(Stored data)
-.-.-

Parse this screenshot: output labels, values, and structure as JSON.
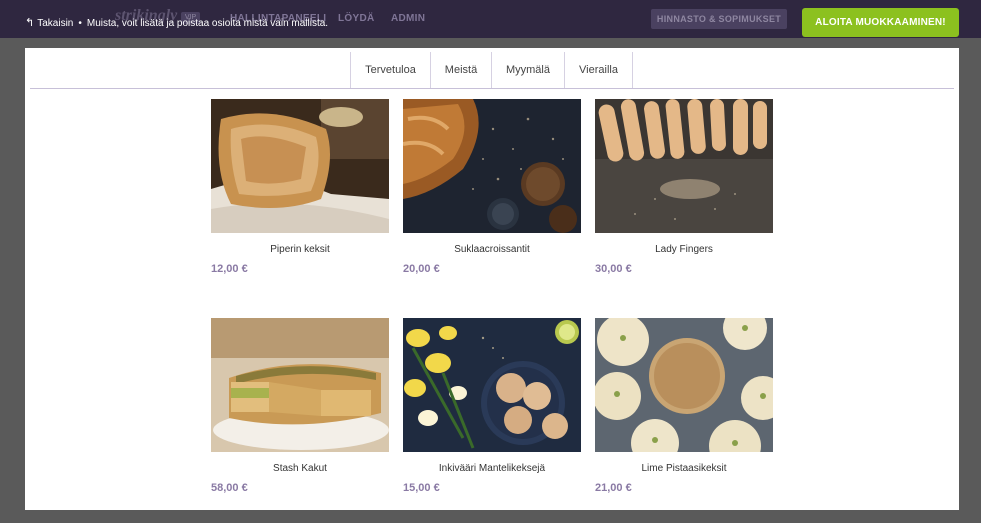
{
  "topbar": {
    "back_label": "Takaisin",
    "separator": "•",
    "notice": "Muista, voit lisätä ja poistaa osioita mistä vain mallista.",
    "logo": "strikingly",
    "vip": "VIP",
    "nav": [
      "HALLINTAPANEELI",
      "LÖYDÄ",
      "ADMIN"
    ],
    "pricing_button": "HINNASTO & SOPIMUKSET",
    "start_button": "ALOITA MUOKKAAMINEN!"
  },
  "site_nav": {
    "tabs": [
      "Tervetuloa",
      "Meistä",
      "Myymälä",
      "Vierailla"
    ]
  },
  "products": [
    {
      "name": "Piperin keksit",
      "price": "12,00 €",
      "image": "bread-loaf-photo"
    },
    {
      "name": "Suklaacroissantit",
      "price": "20,00 €",
      "image": "croissant-photo"
    },
    {
      "name": "Lady Fingers",
      "price": "30,00 €",
      "image": "lady-fingers-photo"
    },
    {
      "name": "Stash Kakut",
      "price": "58,00 €",
      "image": "quiche-photo"
    },
    {
      "name": "Inkivääri Mantelikeksejä",
      "price": "15,00 €",
      "image": "almond-cookies-photo"
    },
    {
      "name": "Lime Pistaasikeksit",
      "price": "21,00 €",
      "image": "pistachio-cookies-photo"
    }
  ],
  "colors": {
    "topbar": "#2f2740",
    "accent_green": "#8cc11f",
    "price": "#8a7aa4",
    "backdrop": "#5a5a5a"
  }
}
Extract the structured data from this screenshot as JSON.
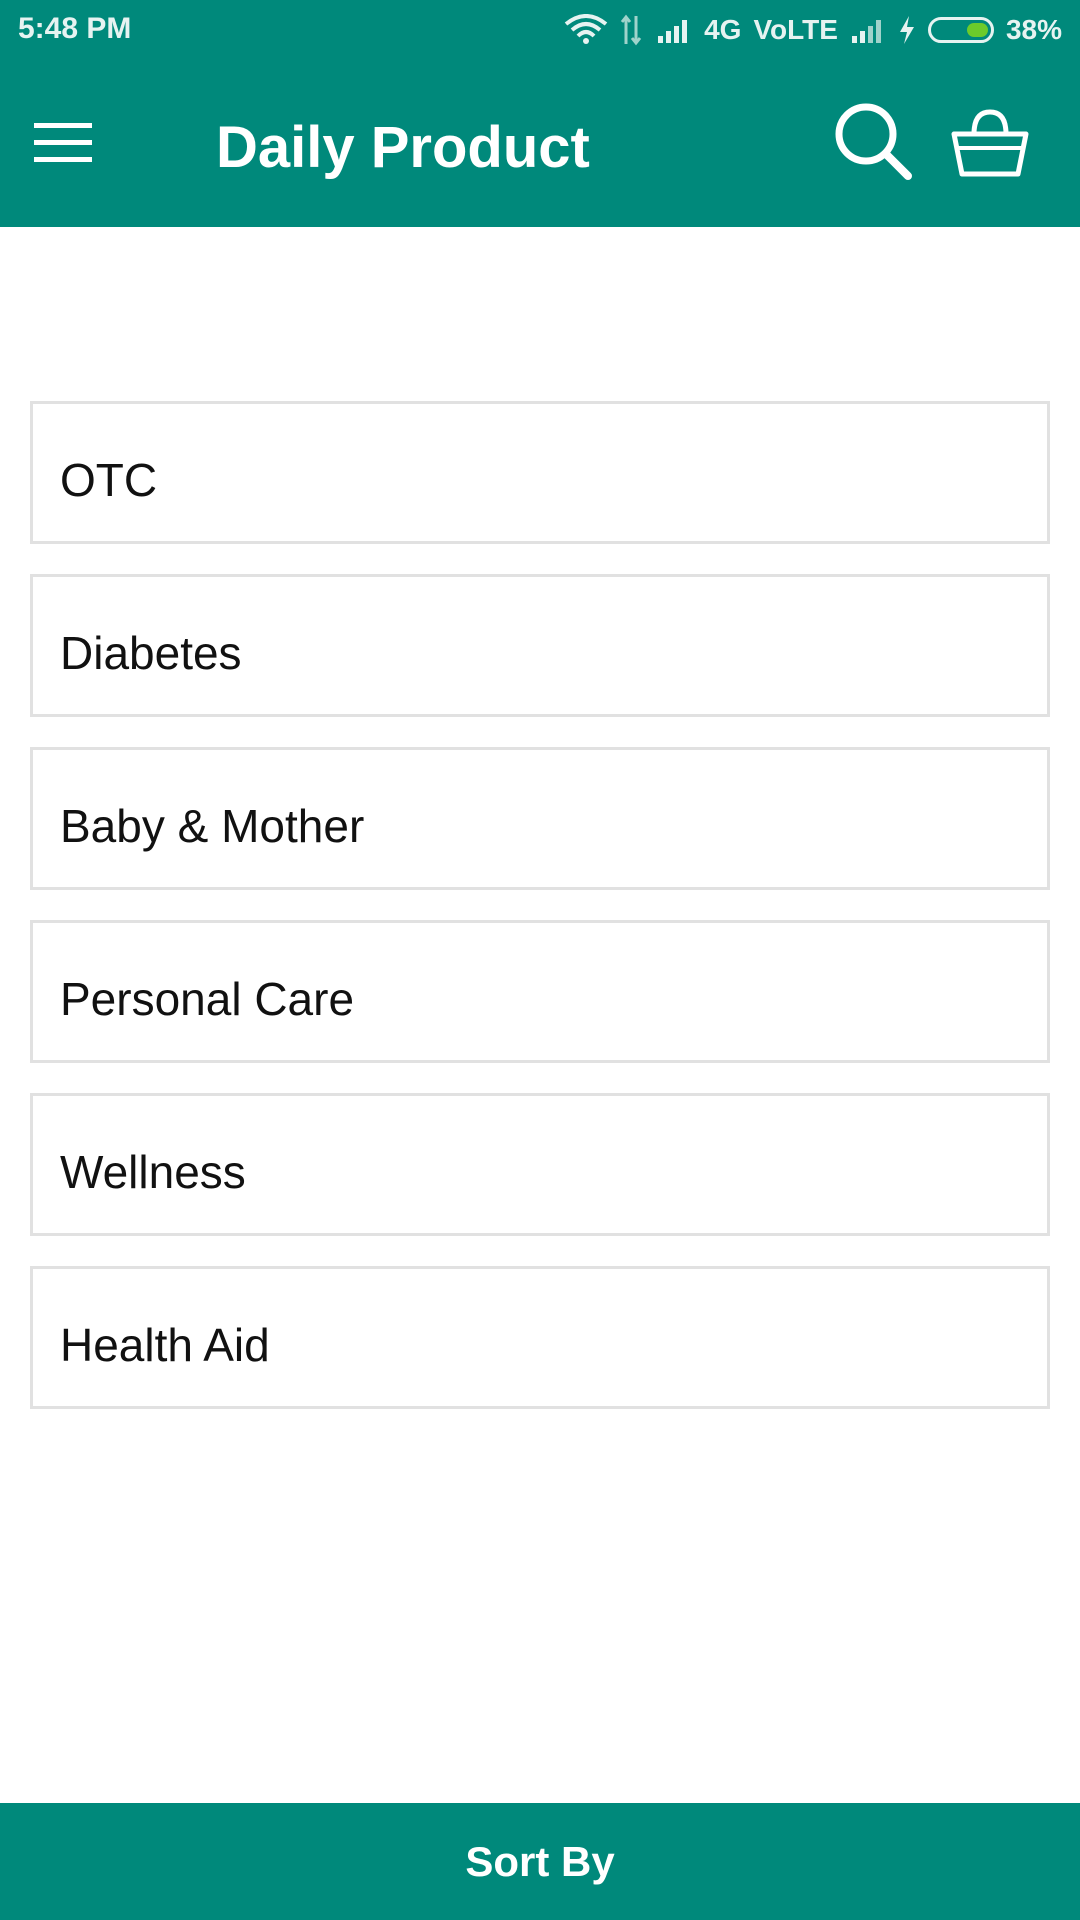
{
  "status_bar": {
    "time": "5:48 PM",
    "network": "4G",
    "volte": "VoLTE",
    "battery_percent": "38%",
    "battery_level": 0.38,
    "icons": [
      "wifi-icon",
      "data-arrows-icon",
      "signal-icon",
      "signal-icon",
      "charging-icon",
      "battery-icon"
    ]
  },
  "app_bar": {
    "title": "Daily Product",
    "icons": [
      "menu-icon",
      "search-icon",
      "basket-icon"
    ],
    "color": "#00897B"
  },
  "categories": [
    {
      "label": "OTC"
    },
    {
      "label": "Diabetes"
    },
    {
      "label": "Baby & Mother"
    },
    {
      "label": "Personal Care"
    },
    {
      "label": "Wellness"
    },
    {
      "label": "Health Aid"
    }
  ],
  "bottom_bar": {
    "label": "Sort By"
  },
  "colors": {
    "primary": "#00897B",
    "card_border": "#e1e1e1",
    "battery_fill": "#6CCB2B"
  }
}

-.-.-

▶ WHAT YOU WILL DO:
Using the material above, retype each entry exactly and omit the pictures.

▶ EXERCISE OUTPUT:
Parse this screenshot: output labels, values, and structure as JSON.
{
  "topbar": {
    "back_label": "Takaisin",
    "separator": "•",
    "notice": "Muista, voit lisätä ja poistaa osioita mistä vain mallista.",
    "logo": "strikingly",
    "vip": "VIP",
    "nav": [
      "HALLINTAPANEELI",
      "LÖYDÄ",
      "ADMIN"
    ],
    "pricing_button": "HINNASTO & SOPIMUKSET",
    "start_button": "ALOITA MUOKKAAMINEN!"
  },
  "site_nav": {
    "tabs": [
      "Tervetuloa",
      "Meistä",
      "Myymälä",
      "Vierailla"
    ]
  },
  "products": [
    {
      "name": "Piperin keksit",
      "price": "12,00 €",
      "image": "bread-loaf-photo"
    },
    {
      "name": "Suklaacroissantit",
      "price": "20,00 €",
      "image": "croissant-photo"
    },
    {
      "name": "Lady Fingers",
      "price": "30,00 €",
      "image": "lady-fingers-photo"
    },
    {
      "name": "Stash Kakut",
      "price": "58,00 €",
      "image": "quiche-photo"
    },
    {
      "name": "Inkivääri Mantelikeksejä",
      "price": "15,00 €",
      "image": "almond-cookies-photo"
    },
    {
      "name": "Lime Pistaasikeksit",
      "price": "21,00 €",
      "image": "pistachio-cookies-photo"
    }
  ],
  "colors": {
    "topbar": "#2f2740",
    "accent_green": "#8cc11f",
    "price": "#8a7aa4",
    "backdrop": "#5a5a5a"
  }
}
Extract the structured data from this screenshot as JSON.
{
  "status_bar": {
    "time": "5:48 PM",
    "network": "4G",
    "volte": "VoLTE",
    "battery_percent": "38%",
    "battery_level": 0.38,
    "icons": [
      "wifi-icon",
      "data-arrows-icon",
      "signal-icon",
      "signal-icon",
      "charging-icon",
      "battery-icon"
    ]
  },
  "app_bar": {
    "title": "Daily Product",
    "icons": [
      "menu-icon",
      "search-icon",
      "basket-icon"
    ],
    "color": "#00897B"
  },
  "categories": [
    {
      "label": "OTC"
    },
    {
      "label": "Diabetes"
    },
    {
      "label": "Baby & Mother"
    },
    {
      "label": "Personal Care"
    },
    {
      "label": "Wellness"
    },
    {
      "label": "Health Aid"
    }
  ],
  "bottom_bar": {
    "label": "Sort By"
  },
  "colors": {
    "primary": "#00897B",
    "card_border": "#e1e1e1",
    "battery_fill": "#6CCB2B"
  }
}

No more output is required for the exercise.